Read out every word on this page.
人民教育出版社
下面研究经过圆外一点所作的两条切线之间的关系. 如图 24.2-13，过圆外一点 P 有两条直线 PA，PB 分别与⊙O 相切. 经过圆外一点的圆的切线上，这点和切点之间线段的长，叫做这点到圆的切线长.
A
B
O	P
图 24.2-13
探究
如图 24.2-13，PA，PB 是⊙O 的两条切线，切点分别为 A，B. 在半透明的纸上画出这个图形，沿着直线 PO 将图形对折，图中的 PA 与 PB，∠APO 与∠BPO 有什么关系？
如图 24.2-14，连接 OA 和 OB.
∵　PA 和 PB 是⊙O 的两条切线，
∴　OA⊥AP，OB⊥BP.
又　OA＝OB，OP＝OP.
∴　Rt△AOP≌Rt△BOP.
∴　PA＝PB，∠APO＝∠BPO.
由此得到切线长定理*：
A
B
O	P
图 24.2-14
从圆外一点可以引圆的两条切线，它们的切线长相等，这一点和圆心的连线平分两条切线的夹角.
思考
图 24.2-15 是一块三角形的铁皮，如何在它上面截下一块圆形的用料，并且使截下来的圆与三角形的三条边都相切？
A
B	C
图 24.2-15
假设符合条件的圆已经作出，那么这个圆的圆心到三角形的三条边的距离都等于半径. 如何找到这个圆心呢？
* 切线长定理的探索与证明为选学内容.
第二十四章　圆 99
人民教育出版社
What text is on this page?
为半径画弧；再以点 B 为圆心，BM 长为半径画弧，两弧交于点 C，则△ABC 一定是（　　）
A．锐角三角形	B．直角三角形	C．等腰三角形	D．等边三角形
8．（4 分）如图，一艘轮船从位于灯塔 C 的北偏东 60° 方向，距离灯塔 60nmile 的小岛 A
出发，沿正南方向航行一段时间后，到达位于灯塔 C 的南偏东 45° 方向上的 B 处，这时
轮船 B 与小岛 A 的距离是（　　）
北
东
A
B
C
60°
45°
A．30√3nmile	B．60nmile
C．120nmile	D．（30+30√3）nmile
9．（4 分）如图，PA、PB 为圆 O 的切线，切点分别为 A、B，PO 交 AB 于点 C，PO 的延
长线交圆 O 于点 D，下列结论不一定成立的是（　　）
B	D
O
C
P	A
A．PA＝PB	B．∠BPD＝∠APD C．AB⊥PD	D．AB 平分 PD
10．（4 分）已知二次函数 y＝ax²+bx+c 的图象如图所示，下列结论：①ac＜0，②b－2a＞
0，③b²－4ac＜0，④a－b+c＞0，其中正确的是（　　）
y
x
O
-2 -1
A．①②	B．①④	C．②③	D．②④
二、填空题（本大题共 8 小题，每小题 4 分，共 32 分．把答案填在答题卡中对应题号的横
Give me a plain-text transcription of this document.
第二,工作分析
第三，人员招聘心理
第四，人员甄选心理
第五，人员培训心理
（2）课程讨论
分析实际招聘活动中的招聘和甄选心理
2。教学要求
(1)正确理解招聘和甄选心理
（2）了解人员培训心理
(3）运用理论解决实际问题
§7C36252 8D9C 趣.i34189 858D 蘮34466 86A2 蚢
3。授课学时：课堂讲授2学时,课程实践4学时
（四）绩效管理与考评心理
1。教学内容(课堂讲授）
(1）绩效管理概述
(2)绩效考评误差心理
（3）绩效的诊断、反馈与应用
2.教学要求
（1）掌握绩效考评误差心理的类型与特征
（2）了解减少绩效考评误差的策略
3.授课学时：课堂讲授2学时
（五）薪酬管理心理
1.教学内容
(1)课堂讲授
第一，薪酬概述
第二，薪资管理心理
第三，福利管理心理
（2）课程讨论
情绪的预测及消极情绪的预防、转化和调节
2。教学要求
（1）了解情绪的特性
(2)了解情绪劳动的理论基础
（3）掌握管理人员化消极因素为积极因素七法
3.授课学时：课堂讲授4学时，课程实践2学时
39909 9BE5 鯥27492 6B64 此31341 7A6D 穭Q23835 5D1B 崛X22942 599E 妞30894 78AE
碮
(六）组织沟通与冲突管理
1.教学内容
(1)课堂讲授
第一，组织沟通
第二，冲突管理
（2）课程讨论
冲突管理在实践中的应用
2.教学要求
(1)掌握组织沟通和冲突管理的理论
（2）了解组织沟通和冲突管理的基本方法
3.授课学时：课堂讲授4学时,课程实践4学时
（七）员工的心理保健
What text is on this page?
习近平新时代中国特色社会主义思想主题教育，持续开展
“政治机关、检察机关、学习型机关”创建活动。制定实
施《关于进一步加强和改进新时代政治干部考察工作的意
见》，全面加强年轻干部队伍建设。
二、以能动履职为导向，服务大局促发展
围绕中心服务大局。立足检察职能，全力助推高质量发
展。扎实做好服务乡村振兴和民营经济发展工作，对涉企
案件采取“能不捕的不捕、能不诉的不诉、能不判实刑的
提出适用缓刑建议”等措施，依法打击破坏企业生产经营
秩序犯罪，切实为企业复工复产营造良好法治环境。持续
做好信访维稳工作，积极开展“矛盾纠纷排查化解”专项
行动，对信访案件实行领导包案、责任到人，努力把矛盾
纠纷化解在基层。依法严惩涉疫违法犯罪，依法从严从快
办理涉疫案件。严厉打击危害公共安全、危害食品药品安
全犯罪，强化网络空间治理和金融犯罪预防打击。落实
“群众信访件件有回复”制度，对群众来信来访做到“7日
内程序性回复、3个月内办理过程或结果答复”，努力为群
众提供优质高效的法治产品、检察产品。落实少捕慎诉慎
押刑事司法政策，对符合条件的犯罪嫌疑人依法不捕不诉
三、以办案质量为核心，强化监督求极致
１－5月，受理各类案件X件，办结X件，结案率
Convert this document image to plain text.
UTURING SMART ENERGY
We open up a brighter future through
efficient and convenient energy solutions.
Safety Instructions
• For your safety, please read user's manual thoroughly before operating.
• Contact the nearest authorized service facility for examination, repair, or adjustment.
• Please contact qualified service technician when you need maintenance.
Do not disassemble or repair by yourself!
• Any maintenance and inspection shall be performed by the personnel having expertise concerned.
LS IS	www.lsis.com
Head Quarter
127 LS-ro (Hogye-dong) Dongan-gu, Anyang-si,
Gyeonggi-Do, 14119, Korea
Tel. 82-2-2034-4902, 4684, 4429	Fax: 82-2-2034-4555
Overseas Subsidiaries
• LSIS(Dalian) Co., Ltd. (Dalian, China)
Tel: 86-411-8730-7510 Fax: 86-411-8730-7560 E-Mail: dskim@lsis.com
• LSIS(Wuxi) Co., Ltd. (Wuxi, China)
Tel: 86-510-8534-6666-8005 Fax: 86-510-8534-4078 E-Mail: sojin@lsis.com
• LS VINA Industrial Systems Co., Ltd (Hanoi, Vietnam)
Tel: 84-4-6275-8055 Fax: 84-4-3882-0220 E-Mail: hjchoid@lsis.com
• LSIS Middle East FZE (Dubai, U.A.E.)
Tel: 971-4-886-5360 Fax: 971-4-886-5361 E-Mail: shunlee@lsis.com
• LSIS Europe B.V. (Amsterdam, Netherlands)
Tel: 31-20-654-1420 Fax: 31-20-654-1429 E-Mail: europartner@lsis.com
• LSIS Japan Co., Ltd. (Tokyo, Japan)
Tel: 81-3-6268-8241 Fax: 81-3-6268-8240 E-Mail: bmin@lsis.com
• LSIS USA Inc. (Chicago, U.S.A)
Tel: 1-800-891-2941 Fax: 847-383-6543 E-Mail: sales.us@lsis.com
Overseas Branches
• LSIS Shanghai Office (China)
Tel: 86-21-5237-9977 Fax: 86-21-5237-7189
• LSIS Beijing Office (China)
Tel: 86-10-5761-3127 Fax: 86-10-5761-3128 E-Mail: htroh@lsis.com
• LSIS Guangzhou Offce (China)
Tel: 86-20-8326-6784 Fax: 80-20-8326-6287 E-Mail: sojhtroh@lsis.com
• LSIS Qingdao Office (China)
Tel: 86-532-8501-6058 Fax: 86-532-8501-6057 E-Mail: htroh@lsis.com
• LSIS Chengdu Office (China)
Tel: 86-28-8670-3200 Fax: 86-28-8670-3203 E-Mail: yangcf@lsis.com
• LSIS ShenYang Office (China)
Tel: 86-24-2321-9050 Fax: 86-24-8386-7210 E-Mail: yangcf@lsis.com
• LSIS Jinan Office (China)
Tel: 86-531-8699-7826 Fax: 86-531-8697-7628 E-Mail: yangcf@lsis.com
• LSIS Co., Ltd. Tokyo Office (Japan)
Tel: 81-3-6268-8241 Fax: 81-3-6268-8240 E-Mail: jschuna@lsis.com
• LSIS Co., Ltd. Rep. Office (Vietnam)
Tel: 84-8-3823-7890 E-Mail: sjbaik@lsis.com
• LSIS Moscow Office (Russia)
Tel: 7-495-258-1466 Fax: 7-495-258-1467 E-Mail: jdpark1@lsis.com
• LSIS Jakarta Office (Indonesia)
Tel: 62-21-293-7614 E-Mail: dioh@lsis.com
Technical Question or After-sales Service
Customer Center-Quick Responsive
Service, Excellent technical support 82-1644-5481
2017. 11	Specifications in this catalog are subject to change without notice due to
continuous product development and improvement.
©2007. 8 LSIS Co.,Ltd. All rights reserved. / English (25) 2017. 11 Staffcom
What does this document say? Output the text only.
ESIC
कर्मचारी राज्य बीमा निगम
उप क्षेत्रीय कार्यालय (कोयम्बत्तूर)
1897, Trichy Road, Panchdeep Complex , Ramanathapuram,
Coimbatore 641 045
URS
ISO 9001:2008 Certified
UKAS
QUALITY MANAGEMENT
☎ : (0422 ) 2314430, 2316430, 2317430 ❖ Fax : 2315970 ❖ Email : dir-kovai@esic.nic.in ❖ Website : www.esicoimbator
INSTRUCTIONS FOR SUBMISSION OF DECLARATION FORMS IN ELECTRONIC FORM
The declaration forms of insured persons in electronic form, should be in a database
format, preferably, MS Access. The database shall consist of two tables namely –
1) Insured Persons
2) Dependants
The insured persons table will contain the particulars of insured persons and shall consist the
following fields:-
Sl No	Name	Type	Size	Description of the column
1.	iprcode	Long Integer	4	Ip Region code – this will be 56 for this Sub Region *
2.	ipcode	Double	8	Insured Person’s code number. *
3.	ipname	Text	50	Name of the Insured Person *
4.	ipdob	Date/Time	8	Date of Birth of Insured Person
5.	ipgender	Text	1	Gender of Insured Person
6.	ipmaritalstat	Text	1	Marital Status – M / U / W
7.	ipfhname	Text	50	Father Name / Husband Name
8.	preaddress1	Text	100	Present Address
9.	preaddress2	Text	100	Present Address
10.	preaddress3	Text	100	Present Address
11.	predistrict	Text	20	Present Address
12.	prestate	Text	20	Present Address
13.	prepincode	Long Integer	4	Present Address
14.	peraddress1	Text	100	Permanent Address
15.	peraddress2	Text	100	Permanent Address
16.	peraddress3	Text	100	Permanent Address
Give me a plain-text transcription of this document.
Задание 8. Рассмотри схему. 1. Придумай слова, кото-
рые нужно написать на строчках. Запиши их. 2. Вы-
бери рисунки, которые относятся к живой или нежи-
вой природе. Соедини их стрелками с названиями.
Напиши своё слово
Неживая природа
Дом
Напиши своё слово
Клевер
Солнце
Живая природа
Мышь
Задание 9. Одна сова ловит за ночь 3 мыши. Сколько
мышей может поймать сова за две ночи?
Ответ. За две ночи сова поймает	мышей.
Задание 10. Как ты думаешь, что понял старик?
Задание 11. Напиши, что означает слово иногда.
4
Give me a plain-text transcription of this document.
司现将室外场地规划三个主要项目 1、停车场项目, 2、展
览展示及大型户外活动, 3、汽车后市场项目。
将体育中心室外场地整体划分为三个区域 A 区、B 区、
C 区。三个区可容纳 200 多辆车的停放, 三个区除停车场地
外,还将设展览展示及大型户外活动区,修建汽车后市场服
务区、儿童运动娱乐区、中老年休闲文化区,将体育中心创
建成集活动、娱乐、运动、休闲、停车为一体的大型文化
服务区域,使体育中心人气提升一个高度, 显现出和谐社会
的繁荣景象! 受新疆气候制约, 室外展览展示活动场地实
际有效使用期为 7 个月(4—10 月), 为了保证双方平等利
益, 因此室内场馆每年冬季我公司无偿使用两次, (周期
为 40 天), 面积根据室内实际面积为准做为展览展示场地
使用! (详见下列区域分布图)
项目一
- - - -
Work required
Isolate the lines that hold the word "Tokyo" and copy all of them.

Complete response
• LSIS Japan Co., Ltd. (Tokyo, Japan)
• LSIS Co., Ltd. Tokyo Office (Japan)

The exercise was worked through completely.